Tugas yang Diberikan 1 =
Tuliskan kembali seluruh teks tentang adat istiadat masyarakat Aceh tanpa mengubah apa pun.

Teks Pilihan =
────
![](https://blogger.googleusercontent.com/img/b/R29vZ2xl/AVvXsEjJi2qfuZvDCjlkAORXqrmgYKIYabFtsFtzeK4AbJ9vdQVaxQd4Z8AOx0eHyJBnUSGD9mj7S9-VEwEL5W36K3V1JNlU74gjVQXsqBJClYuyA6ZOkAlpCHbnJiLklPDdmEglm9C9ySmCxVo/s320/IMG_6944.jpg)
Masyarakat Aceh adalah masyarakat yang pluralistis dan “terbuka”. Di daerah Nanggroe Darussalam ini terdapat beberapa subetnis, yaitu Aceh, Alas, Aneuk Jamee, Gayo, Kluet, Simeulu, Singkil, dan Tamiang. Diantara subetnis diatas, setiap etnis mempunyai adat istiadat yang berbeda, dan ini menjadi sebuah keistimewaan dari beberapa suku di indonesia. Diantaranya adalah:
1. Upacara
Perkawinan
Perkawinan adalah
sesuatu yang sangat sakral di dalam budaya masyarakat Aceh sebab hal ini
berhubungan dengan nilai-nilai keagamaan. Perkawinan mempunyai nuansa
tersendiri dan sangat dihormati oleh masyarakat. Upacara perkawinan pada
masyarakat Aceh merupakan serangkaian aktivitas yang terdiri dari beberapa
tahap, mulai dari pemilihan jodoh (suami/istri), pertunangan dan hingga upacara
peresmian perkawinan.
────
(Baris dari set data tata letak)
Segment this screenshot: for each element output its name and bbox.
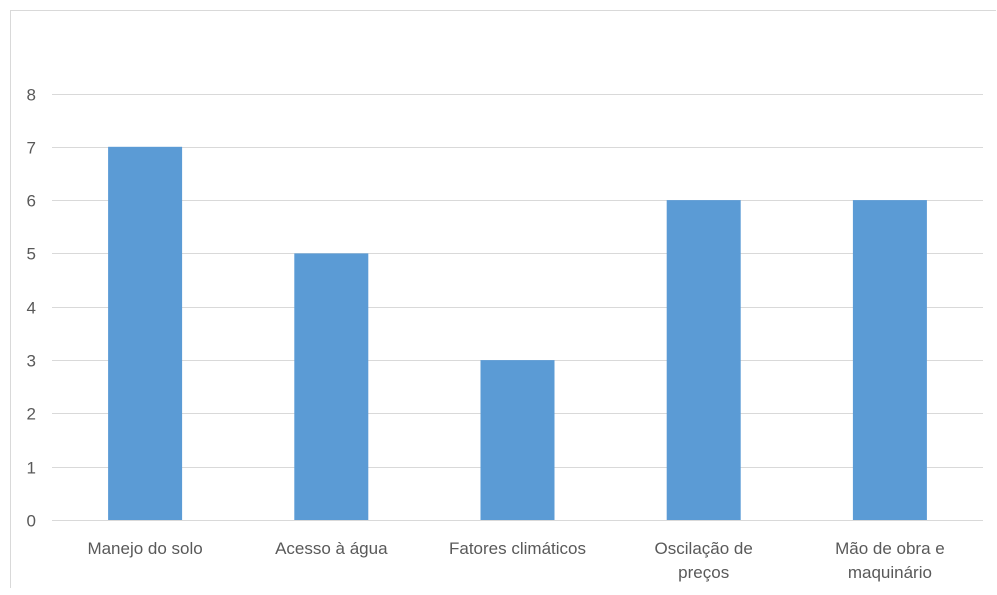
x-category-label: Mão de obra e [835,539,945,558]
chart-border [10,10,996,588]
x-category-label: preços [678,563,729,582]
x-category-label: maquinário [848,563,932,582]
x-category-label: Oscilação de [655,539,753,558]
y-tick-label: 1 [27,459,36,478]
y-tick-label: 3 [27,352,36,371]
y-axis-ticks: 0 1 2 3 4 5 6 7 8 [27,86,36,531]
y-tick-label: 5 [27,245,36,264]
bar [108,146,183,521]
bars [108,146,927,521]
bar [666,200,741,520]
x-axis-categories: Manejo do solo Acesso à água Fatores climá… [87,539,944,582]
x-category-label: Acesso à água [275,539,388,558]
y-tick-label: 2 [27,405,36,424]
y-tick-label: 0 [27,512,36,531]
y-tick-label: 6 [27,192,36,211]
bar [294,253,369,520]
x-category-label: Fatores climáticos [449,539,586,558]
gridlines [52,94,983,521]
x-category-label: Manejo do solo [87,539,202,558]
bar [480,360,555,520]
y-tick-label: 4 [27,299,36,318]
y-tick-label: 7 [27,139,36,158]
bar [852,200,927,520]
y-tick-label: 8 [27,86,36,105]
────
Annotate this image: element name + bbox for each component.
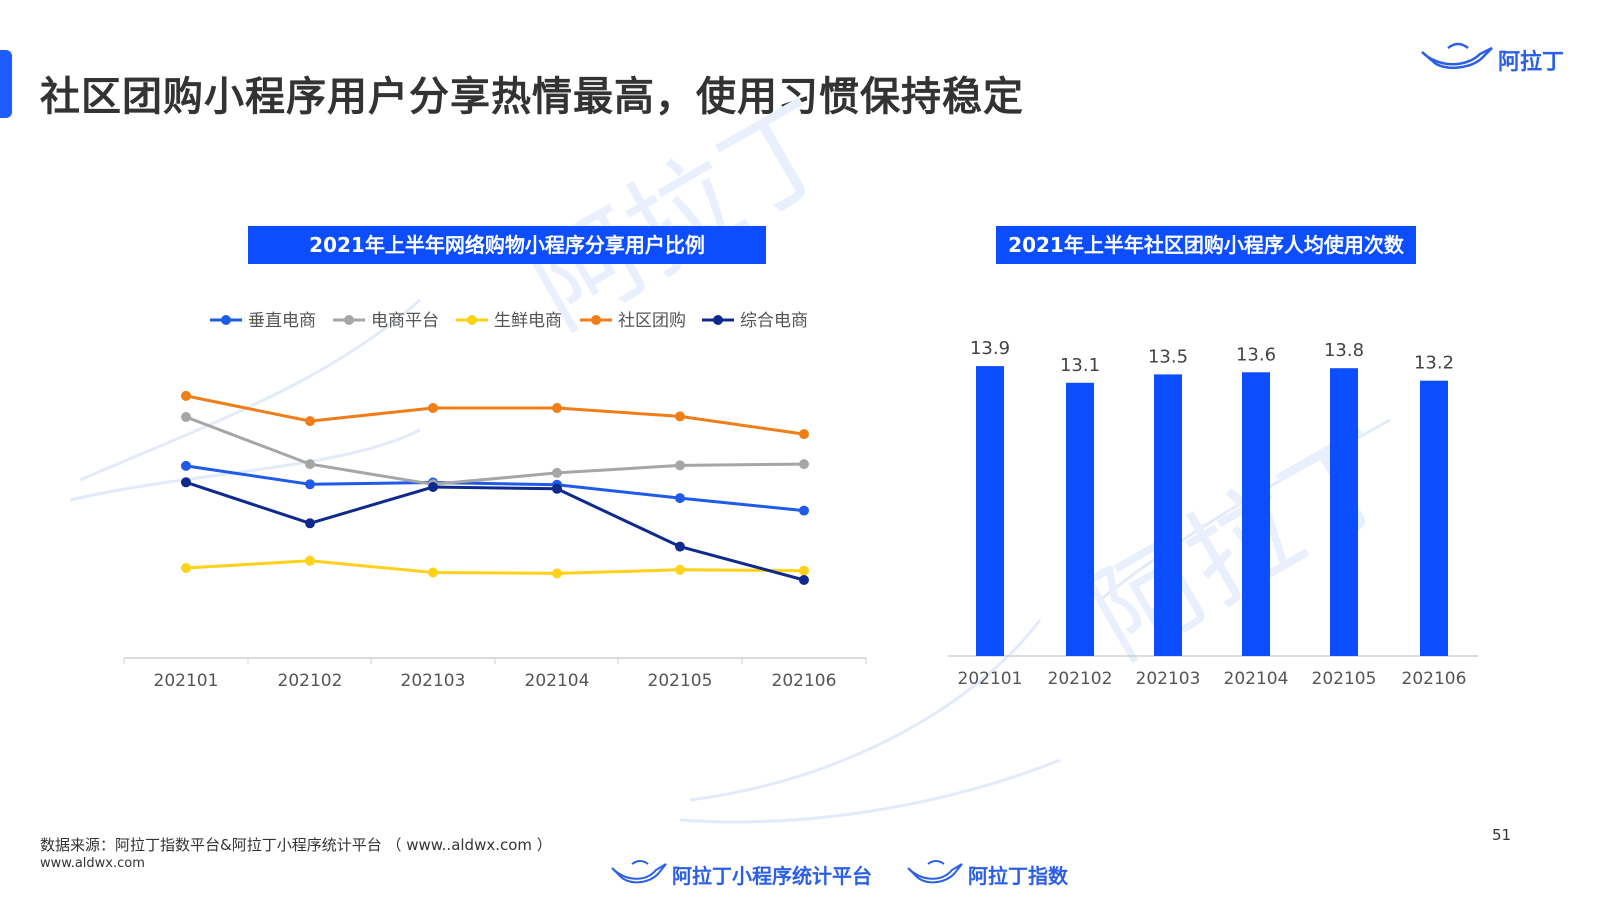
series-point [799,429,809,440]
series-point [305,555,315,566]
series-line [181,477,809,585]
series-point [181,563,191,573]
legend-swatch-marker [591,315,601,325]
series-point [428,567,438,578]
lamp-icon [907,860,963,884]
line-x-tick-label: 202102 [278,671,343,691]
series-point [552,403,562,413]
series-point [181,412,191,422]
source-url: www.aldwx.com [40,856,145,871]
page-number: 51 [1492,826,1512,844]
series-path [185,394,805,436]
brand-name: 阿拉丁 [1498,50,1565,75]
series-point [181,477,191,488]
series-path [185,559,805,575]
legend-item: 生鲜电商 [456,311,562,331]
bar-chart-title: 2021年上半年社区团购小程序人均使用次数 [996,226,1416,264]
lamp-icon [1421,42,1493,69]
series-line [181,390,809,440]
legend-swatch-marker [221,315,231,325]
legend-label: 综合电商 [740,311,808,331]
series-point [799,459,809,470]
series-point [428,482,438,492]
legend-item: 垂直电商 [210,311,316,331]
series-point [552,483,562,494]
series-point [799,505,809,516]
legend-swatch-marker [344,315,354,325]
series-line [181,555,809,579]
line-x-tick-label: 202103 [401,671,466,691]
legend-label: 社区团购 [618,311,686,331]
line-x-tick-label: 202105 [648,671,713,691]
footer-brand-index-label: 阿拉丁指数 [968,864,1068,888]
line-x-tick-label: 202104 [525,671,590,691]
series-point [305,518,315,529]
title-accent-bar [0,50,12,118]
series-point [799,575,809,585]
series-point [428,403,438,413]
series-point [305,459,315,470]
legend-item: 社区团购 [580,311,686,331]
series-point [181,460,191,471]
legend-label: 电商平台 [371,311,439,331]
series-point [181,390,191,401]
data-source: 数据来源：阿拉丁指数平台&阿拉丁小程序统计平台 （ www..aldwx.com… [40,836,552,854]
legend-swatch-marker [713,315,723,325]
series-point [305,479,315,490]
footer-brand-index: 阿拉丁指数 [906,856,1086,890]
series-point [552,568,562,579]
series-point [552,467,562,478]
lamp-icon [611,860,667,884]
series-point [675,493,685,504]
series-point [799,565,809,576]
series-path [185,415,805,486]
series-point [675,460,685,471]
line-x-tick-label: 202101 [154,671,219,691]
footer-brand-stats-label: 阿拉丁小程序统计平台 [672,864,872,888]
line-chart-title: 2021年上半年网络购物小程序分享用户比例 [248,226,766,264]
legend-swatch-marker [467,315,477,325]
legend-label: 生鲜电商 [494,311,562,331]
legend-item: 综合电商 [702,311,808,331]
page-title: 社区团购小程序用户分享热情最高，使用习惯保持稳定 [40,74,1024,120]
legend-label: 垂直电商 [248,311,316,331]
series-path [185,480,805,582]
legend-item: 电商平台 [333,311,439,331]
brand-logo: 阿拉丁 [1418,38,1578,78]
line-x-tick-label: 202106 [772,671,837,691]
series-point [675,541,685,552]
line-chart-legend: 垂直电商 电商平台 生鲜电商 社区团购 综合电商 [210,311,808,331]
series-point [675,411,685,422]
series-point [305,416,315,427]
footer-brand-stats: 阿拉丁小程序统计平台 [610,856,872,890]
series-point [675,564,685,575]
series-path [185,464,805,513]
────
Tugas yang Diberikan 2 =
Tolong ulangi baris-baris dalam catatan di atas, mulai dari baris yang memuat "x-category-label: Mão de" dan berhenti setelah baris yang memuat "x-axis-categories: Manejo do". Kedua baris itu ikut disertakan.

Jawaban Lengkap 1 =
![](https://blogger.googleusercontent.com/img/b/R29vZ2xl/AVvXsEjJi2qfuZvDCjlkAORXqrmgYKIYabFtsFtzeK4AbJ9vdQVaxQd4Z8AOx0eHyJBnUSGD9mj7S9-VEwEL5W36K3V1JNlU74gjVQXsqBJClYuyA6ZOkAlpCHbnJiLklPDdmEglm9C9ySmCxVo/s320/IMG_6944.jpg)
Masyarakat Aceh adalah masyarakat yang pluralistis dan “terbuka”. Di daerah Nanggroe Darussalam ini terdapat beberapa subetnis, yaitu Aceh, Alas, Aneuk Jamee, Gayo, Kluet, Simeulu, Singkil, dan Tamiang. Diantara subetnis diatas, setiap etnis mempunyai adat istiadat yang berbeda, dan ini menjadi sebuah keistimewaan dari beberapa suku di indonesia. Diantaranya adalah:
1. Upacara
Perkawinan
Perkawinan adalah
sesuatu yang sangat sakral di dalam budaya masyarakat Aceh sebab hal ini
berhubungan dengan nilai-nilai keagamaan. Perkawinan mempunyai nuansa
tersendiri dan sangat dihormati oleh masyarakat. Upacara perkawinan pada
masyarakat Aceh merupakan serangkaian aktivitas yang terdiri dari beberapa
tahap, mulai dari pemilihan jodoh (suami/istri), pertunangan dan hingga upacara
peresmian perkawinan.

Jawaban Lengkap 2 =
x-category-label: Mão de obra e [835,539,945,558]
chart-border [10,10,996,588]
x-category-label: preços [678,563,729,582]
x-category-label: maquinário [848,563,932,582]
x-category-label: Oscilação de [655,539,753,558]
y-tick-label: 1 [27,459,36,478]
y-tick-label: 3 [27,352,36,371]
y-axis-ticks: 0 1 2 3 4 5 6 7 8 [27,86,36,531]
y-tick-label: 5 [27,245,36,264]
bar [108,146,183,521]
bars [108,146,927,521]
bar [666,200,741,520]
x-axis-categories: Manejo do solo Acesso à água Fatores climá… [87,539,944,582]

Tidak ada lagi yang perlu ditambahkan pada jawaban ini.